* What the task requires *
Lines holding the string "description" are the ones to copy from this listing.
---------- Supplied data ----------
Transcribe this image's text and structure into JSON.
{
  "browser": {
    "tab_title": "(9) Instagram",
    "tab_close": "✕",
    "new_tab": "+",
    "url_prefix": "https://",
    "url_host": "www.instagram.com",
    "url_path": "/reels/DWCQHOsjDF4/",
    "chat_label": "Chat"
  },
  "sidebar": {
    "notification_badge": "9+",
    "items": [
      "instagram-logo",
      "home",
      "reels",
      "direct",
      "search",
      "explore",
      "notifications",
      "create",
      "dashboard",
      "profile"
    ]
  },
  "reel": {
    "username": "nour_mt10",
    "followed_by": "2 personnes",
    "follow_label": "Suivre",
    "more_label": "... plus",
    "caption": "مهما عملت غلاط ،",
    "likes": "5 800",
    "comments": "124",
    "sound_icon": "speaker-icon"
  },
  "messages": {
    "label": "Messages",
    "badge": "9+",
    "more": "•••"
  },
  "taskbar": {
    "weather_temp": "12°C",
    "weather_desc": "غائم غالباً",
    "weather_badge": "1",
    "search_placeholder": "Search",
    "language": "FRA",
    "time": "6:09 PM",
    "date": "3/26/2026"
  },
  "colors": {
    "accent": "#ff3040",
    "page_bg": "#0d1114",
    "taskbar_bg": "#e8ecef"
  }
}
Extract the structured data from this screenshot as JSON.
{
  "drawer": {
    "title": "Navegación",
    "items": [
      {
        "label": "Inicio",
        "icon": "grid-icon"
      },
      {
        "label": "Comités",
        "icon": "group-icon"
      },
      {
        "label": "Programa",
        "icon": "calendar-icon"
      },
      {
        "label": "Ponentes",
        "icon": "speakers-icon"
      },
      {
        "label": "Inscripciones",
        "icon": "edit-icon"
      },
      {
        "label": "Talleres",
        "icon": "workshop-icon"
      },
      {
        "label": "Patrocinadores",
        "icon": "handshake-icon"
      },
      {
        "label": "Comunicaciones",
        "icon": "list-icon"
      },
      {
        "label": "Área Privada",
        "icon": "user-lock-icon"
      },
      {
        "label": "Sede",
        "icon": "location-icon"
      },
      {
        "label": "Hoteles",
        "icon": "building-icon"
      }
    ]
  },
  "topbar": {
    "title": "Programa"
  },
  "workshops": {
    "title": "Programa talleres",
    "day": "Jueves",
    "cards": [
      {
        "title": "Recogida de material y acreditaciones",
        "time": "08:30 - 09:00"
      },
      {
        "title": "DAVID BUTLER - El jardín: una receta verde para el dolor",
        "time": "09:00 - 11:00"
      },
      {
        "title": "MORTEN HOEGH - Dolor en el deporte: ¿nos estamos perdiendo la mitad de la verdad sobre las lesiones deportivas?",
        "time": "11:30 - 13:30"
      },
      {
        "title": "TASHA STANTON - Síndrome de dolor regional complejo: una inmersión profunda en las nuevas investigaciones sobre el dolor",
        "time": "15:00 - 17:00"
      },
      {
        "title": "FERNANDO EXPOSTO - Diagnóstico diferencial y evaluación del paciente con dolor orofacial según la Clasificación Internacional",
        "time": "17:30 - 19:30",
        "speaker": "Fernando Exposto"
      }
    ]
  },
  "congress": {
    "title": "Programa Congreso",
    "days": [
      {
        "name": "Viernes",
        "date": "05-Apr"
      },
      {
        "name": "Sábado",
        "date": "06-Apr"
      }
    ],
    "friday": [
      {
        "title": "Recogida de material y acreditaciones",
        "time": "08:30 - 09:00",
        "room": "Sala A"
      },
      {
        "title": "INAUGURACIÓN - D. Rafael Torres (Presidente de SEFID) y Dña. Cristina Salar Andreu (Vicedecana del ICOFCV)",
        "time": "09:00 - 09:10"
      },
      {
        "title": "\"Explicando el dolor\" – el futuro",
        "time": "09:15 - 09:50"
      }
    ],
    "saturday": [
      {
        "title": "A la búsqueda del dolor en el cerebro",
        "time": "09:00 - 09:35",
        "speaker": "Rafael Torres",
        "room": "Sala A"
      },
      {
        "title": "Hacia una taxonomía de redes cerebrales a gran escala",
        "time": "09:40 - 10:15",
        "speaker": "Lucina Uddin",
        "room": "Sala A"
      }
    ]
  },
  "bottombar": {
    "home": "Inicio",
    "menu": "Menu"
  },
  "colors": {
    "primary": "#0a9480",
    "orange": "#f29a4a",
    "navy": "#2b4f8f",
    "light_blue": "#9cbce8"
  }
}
----------
---------- Supplied data ----------
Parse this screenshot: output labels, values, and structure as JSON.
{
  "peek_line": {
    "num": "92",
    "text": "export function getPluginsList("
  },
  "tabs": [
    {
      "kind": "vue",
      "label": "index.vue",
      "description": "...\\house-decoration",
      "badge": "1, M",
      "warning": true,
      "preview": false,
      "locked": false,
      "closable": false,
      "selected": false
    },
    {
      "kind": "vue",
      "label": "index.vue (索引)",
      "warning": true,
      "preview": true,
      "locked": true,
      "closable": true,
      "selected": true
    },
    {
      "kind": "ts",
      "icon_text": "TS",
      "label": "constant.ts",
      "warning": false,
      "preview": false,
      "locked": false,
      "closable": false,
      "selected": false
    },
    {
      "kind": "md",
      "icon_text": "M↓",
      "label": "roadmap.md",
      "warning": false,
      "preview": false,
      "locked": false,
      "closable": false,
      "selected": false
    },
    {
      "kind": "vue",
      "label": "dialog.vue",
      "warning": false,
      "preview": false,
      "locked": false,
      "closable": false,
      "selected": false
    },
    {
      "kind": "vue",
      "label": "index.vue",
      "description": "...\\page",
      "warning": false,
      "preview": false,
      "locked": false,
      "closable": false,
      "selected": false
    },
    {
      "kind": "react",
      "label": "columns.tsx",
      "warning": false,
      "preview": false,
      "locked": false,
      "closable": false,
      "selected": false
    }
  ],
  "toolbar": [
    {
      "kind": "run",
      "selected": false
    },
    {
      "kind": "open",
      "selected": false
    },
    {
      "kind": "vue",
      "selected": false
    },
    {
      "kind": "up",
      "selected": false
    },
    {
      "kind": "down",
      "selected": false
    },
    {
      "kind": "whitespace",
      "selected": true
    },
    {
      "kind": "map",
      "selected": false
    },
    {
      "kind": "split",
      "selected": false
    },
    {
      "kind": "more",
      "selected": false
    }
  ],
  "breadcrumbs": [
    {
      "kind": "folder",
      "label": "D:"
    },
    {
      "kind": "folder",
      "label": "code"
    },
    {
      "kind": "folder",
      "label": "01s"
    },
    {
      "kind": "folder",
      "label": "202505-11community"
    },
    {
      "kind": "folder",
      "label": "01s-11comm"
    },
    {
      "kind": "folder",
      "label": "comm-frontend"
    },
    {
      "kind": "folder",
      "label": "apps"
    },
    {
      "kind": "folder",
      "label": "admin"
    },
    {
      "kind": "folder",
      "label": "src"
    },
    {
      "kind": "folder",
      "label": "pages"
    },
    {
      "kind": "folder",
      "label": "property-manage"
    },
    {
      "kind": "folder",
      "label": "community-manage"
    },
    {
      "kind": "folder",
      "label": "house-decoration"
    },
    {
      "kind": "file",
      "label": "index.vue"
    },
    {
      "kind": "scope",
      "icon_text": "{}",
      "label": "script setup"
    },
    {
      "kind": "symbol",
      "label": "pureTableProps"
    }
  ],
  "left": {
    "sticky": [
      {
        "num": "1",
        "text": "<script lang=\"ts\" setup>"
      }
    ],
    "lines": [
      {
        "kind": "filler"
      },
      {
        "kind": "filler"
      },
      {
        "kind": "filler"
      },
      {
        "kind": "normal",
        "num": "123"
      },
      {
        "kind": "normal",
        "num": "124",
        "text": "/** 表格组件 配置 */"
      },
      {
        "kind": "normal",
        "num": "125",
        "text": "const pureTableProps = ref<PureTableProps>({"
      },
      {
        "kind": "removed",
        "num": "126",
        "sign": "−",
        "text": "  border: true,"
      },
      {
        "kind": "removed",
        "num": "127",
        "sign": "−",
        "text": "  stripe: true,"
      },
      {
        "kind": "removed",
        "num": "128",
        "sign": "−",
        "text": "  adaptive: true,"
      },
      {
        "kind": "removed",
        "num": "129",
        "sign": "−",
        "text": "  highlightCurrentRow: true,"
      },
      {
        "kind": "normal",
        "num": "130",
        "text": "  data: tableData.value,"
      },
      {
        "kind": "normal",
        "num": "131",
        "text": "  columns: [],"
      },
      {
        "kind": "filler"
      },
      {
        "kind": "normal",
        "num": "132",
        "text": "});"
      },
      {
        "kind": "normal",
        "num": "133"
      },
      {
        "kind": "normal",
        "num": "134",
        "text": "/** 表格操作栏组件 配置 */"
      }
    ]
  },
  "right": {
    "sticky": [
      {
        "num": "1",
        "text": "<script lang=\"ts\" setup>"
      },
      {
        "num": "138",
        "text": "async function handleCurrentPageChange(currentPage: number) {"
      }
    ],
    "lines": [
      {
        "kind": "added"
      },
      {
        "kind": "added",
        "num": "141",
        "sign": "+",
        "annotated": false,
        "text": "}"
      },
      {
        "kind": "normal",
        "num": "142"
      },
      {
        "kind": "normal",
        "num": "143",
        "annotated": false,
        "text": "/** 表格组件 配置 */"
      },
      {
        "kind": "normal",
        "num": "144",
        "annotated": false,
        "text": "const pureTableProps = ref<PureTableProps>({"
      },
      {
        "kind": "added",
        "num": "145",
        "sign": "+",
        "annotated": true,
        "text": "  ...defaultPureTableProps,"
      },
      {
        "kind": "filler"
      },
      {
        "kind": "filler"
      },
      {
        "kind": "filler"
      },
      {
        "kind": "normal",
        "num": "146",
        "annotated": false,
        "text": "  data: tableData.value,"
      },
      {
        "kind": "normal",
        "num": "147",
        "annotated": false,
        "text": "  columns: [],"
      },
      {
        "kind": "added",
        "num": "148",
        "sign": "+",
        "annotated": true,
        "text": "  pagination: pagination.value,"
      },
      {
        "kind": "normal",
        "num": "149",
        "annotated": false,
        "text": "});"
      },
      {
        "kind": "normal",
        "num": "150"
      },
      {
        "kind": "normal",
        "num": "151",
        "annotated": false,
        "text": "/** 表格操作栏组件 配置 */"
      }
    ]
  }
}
----------
* Output for this task *
      "description": "...\\house-decoration",
      "description": "...\\page",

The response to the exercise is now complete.